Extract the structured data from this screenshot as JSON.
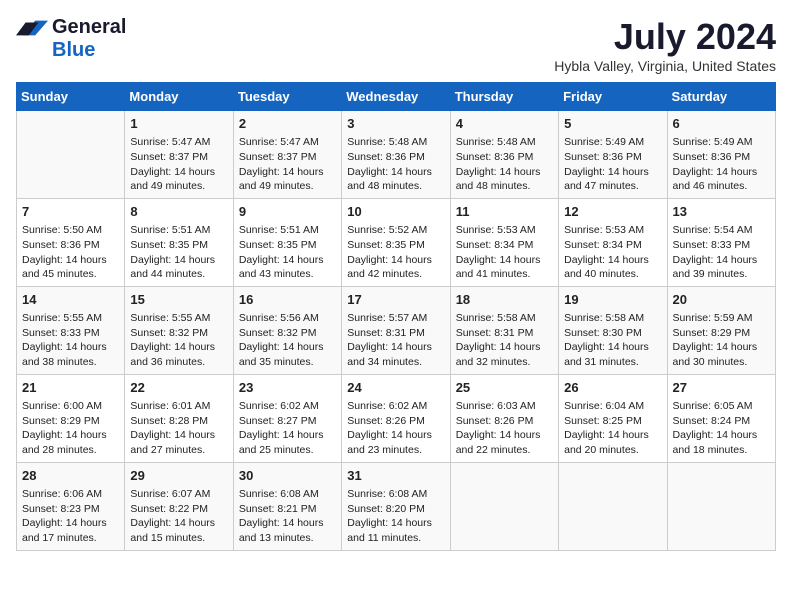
{
  "logo": {
    "general": "General",
    "blue": "Blue"
  },
  "title": "July 2024",
  "subtitle": "Hybla Valley, Virginia, United States",
  "days_of_week": [
    "Sunday",
    "Monday",
    "Tuesday",
    "Wednesday",
    "Thursday",
    "Friday",
    "Saturday"
  ],
  "weeks": [
    [
      {
        "day": "",
        "content": ""
      },
      {
        "day": "1",
        "content": "Sunrise: 5:47 AM\nSunset: 8:37 PM\nDaylight: 14 hours\nand 49 minutes."
      },
      {
        "day": "2",
        "content": "Sunrise: 5:47 AM\nSunset: 8:37 PM\nDaylight: 14 hours\nand 49 minutes."
      },
      {
        "day": "3",
        "content": "Sunrise: 5:48 AM\nSunset: 8:36 PM\nDaylight: 14 hours\nand 48 minutes."
      },
      {
        "day": "4",
        "content": "Sunrise: 5:48 AM\nSunset: 8:36 PM\nDaylight: 14 hours\nand 48 minutes."
      },
      {
        "day": "5",
        "content": "Sunrise: 5:49 AM\nSunset: 8:36 PM\nDaylight: 14 hours\nand 47 minutes."
      },
      {
        "day": "6",
        "content": "Sunrise: 5:49 AM\nSunset: 8:36 PM\nDaylight: 14 hours\nand 46 minutes."
      }
    ],
    [
      {
        "day": "7",
        "content": "Sunrise: 5:50 AM\nSunset: 8:36 PM\nDaylight: 14 hours\nand 45 minutes."
      },
      {
        "day": "8",
        "content": "Sunrise: 5:51 AM\nSunset: 8:35 PM\nDaylight: 14 hours\nand 44 minutes."
      },
      {
        "day": "9",
        "content": "Sunrise: 5:51 AM\nSunset: 8:35 PM\nDaylight: 14 hours\nand 43 minutes."
      },
      {
        "day": "10",
        "content": "Sunrise: 5:52 AM\nSunset: 8:35 PM\nDaylight: 14 hours\nand 42 minutes."
      },
      {
        "day": "11",
        "content": "Sunrise: 5:53 AM\nSunset: 8:34 PM\nDaylight: 14 hours\nand 41 minutes."
      },
      {
        "day": "12",
        "content": "Sunrise: 5:53 AM\nSunset: 8:34 PM\nDaylight: 14 hours\nand 40 minutes."
      },
      {
        "day": "13",
        "content": "Sunrise: 5:54 AM\nSunset: 8:33 PM\nDaylight: 14 hours\nand 39 minutes."
      }
    ],
    [
      {
        "day": "14",
        "content": "Sunrise: 5:55 AM\nSunset: 8:33 PM\nDaylight: 14 hours\nand 38 minutes."
      },
      {
        "day": "15",
        "content": "Sunrise: 5:55 AM\nSunset: 8:32 PM\nDaylight: 14 hours\nand 36 minutes."
      },
      {
        "day": "16",
        "content": "Sunrise: 5:56 AM\nSunset: 8:32 PM\nDaylight: 14 hours\nand 35 minutes."
      },
      {
        "day": "17",
        "content": "Sunrise: 5:57 AM\nSunset: 8:31 PM\nDaylight: 14 hours\nand 34 minutes."
      },
      {
        "day": "18",
        "content": "Sunrise: 5:58 AM\nSunset: 8:31 PM\nDaylight: 14 hours\nand 32 minutes."
      },
      {
        "day": "19",
        "content": "Sunrise: 5:58 AM\nSunset: 8:30 PM\nDaylight: 14 hours\nand 31 minutes."
      },
      {
        "day": "20",
        "content": "Sunrise: 5:59 AM\nSunset: 8:29 PM\nDaylight: 14 hours\nand 30 minutes."
      }
    ],
    [
      {
        "day": "21",
        "content": "Sunrise: 6:00 AM\nSunset: 8:29 PM\nDaylight: 14 hours\nand 28 minutes."
      },
      {
        "day": "22",
        "content": "Sunrise: 6:01 AM\nSunset: 8:28 PM\nDaylight: 14 hours\nand 27 minutes."
      },
      {
        "day": "23",
        "content": "Sunrise: 6:02 AM\nSunset: 8:27 PM\nDaylight: 14 hours\nand 25 minutes."
      },
      {
        "day": "24",
        "content": "Sunrise: 6:02 AM\nSunset: 8:26 PM\nDaylight: 14 hours\nand 23 minutes."
      },
      {
        "day": "25",
        "content": "Sunrise: 6:03 AM\nSunset: 8:26 PM\nDaylight: 14 hours\nand 22 minutes."
      },
      {
        "day": "26",
        "content": "Sunrise: 6:04 AM\nSunset: 8:25 PM\nDaylight: 14 hours\nand 20 minutes."
      },
      {
        "day": "27",
        "content": "Sunrise: 6:05 AM\nSunset: 8:24 PM\nDaylight: 14 hours\nand 18 minutes."
      }
    ],
    [
      {
        "day": "28",
        "content": "Sunrise: 6:06 AM\nSunset: 8:23 PM\nDaylight: 14 hours\nand 17 minutes."
      },
      {
        "day": "29",
        "content": "Sunrise: 6:07 AM\nSunset: 8:22 PM\nDaylight: 14 hours\nand 15 minutes."
      },
      {
        "day": "30",
        "content": "Sunrise: 6:08 AM\nSunset: 8:21 PM\nDaylight: 14 hours\nand 13 minutes."
      },
      {
        "day": "31",
        "content": "Sunrise: 6:08 AM\nSunset: 8:20 PM\nDaylight: 14 hours\nand 11 minutes."
      },
      {
        "day": "",
        "content": ""
      },
      {
        "day": "",
        "content": ""
      },
      {
        "day": "",
        "content": ""
      }
    ]
  ]
}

---------------

WHAT YOU SHOULD DO. Write the listing above out again exactly, dropping each image.

WRITTEN SOLUTION.
Extract the structured data from this screenshot as JSON.
{
  "logo": {
    "general": "General",
    "blue": "Blue"
  },
  "title": "July 2024",
  "subtitle": "Hybla Valley, Virginia, United States",
  "days_of_week": [
    "Sunday",
    "Monday",
    "Tuesday",
    "Wednesday",
    "Thursday",
    "Friday",
    "Saturday"
  ],
  "weeks": [
    [
      {
        "day": "",
        "content": ""
      },
      {
        "day": "1",
        "content": "Sunrise: 5:47 AM\nSunset: 8:37 PM\nDaylight: 14 hours\nand 49 minutes."
      },
      {
        "day": "2",
        "content": "Sunrise: 5:47 AM\nSunset: 8:37 PM\nDaylight: 14 hours\nand 49 minutes."
      },
      {
        "day": "3",
        "content": "Sunrise: 5:48 AM\nSunset: 8:36 PM\nDaylight: 14 hours\nand 48 minutes."
      },
      {
        "day": "4",
        "content": "Sunrise: 5:48 AM\nSunset: 8:36 PM\nDaylight: 14 hours\nand 48 minutes."
      },
      {
        "day": "5",
        "content": "Sunrise: 5:49 AM\nSunset: 8:36 PM\nDaylight: 14 hours\nand 47 minutes."
      },
      {
        "day": "6",
        "content": "Sunrise: 5:49 AM\nSunset: 8:36 PM\nDaylight: 14 hours\nand 46 minutes."
      }
    ],
    [
      {
        "day": "7",
        "content": "Sunrise: 5:50 AM\nSunset: 8:36 PM\nDaylight: 14 hours\nand 45 minutes."
      },
      {
        "day": "8",
        "content": "Sunrise: 5:51 AM\nSunset: 8:35 PM\nDaylight: 14 hours\nand 44 minutes."
      },
      {
        "day": "9",
        "content": "Sunrise: 5:51 AM\nSunset: 8:35 PM\nDaylight: 14 hours\nand 43 minutes."
      },
      {
        "day": "10",
        "content": "Sunrise: 5:52 AM\nSunset: 8:35 PM\nDaylight: 14 hours\nand 42 minutes."
      },
      {
        "day": "11",
        "content": "Sunrise: 5:53 AM\nSunset: 8:34 PM\nDaylight: 14 hours\nand 41 minutes."
      },
      {
        "day": "12",
        "content": "Sunrise: 5:53 AM\nSunset: 8:34 PM\nDaylight: 14 hours\nand 40 minutes."
      },
      {
        "day": "13",
        "content": "Sunrise: 5:54 AM\nSunset: 8:33 PM\nDaylight: 14 hours\nand 39 minutes."
      }
    ],
    [
      {
        "day": "14",
        "content": "Sunrise: 5:55 AM\nSunset: 8:33 PM\nDaylight: 14 hours\nand 38 minutes."
      },
      {
        "day": "15",
        "content": "Sunrise: 5:55 AM\nSunset: 8:32 PM\nDaylight: 14 hours\nand 36 minutes."
      },
      {
        "day": "16",
        "content": "Sunrise: 5:56 AM\nSunset: 8:32 PM\nDaylight: 14 hours\nand 35 minutes."
      },
      {
        "day": "17",
        "content": "Sunrise: 5:57 AM\nSunset: 8:31 PM\nDaylight: 14 hours\nand 34 minutes."
      },
      {
        "day": "18",
        "content": "Sunrise: 5:58 AM\nSunset: 8:31 PM\nDaylight: 14 hours\nand 32 minutes."
      },
      {
        "day": "19",
        "content": "Sunrise: 5:58 AM\nSunset: 8:30 PM\nDaylight: 14 hours\nand 31 minutes."
      },
      {
        "day": "20",
        "content": "Sunrise: 5:59 AM\nSunset: 8:29 PM\nDaylight: 14 hours\nand 30 minutes."
      }
    ],
    [
      {
        "day": "21",
        "content": "Sunrise: 6:00 AM\nSunset: 8:29 PM\nDaylight: 14 hours\nand 28 minutes."
      },
      {
        "day": "22",
        "content": "Sunrise: 6:01 AM\nSunset: 8:28 PM\nDaylight: 14 hours\nand 27 minutes."
      },
      {
        "day": "23",
        "content": "Sunrise: 6:02 AM\nSunset: 8:27 PM\nDaylight: 14 hours\nand 25 minutes."
      },
      {
        "day": "24",
        "content": "Sunrise: 6:02 AM\nSunset: 8:26 PM\nDaylight: 14 hours\nand 23 minutes."
      },
      {
        "day": "25",
        "content": "Sunrise: 6:03 AM\nSunset: 8:26 PM\nDaylight: 14 hours\nand 22 minutes."
      },
      {
        "day": "26",
        "content": "Sunrise: 6:04 AM\nSunset: 8:25 PM\nDaylight: 14 hours\nand 20 minutes."
      },
      {
        "day": "27",
        "content": "Sunrise: 6:05 AM\nSunset: 8:24 PM\nDaylight: 14 hours\nand 18 minutes."
      }
    ],
    [
      {
        "day": "28",
        "content": "Sunrise: 6:06 AM\nSunset: 8:23 PM\nDaylight: 14 hours\nand 17 minutes."
      },
      {
        "day": "29",
        "content": "Sunrise: 6:07 AM\nSunset: 8:22 PM\nDaylight: 14 hours\nand 15 minutes."
      },
      {
        "day": "30",
        "content": "Sunrise: 6:08 AM\nSunset: 8:21 PM\nDaylight: 14 hours\nand 13 minutes."
      },
      {
        "day": "31",
        "content": "Sunrise: 6:08 AM\nSunset: 8:20 PM\nDaylight: 14 hours\nand 11 minutes."
      },
      {
        "day": "",
        "content": ""
      },
      {
        "day": "",
        "content": ""
      },
      {
        "day": "",
        "content": ""
      }
    ]
  ]
}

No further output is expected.